WRITTEN REQUEST:
Identify and copy all lines of the material where the string "name" is found.

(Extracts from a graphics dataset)

►

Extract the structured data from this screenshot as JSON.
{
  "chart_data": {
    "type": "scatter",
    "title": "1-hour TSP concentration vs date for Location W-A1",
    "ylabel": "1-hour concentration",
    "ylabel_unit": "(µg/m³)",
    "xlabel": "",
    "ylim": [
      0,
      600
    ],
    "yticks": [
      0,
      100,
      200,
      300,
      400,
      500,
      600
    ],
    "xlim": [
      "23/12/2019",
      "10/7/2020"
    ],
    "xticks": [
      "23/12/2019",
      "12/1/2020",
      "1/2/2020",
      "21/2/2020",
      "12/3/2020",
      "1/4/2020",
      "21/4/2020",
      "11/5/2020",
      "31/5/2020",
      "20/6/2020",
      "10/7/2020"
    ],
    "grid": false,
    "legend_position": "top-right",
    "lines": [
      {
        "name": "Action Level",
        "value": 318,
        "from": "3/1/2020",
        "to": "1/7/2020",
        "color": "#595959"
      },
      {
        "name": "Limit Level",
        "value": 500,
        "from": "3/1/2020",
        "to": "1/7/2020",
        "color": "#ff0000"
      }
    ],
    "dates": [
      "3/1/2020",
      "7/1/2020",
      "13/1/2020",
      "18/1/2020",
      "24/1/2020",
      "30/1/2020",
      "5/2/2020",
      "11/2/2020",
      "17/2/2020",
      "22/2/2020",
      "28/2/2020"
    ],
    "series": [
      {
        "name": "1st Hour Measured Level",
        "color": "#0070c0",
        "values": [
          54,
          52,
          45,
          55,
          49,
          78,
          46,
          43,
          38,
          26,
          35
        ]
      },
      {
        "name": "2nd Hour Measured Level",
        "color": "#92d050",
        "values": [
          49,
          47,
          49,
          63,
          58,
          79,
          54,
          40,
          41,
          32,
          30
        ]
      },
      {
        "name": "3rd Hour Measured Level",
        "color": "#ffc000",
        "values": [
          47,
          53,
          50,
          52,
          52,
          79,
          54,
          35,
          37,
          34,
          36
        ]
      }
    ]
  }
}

◄

TASK RESULT:
        "name": "Action Level",
        "name": "Limit Level",
        "name": "1st Hour Measured Level",
        "name": "2nd Hour Measured Level",
        "name": "3rd Hour Measured Level",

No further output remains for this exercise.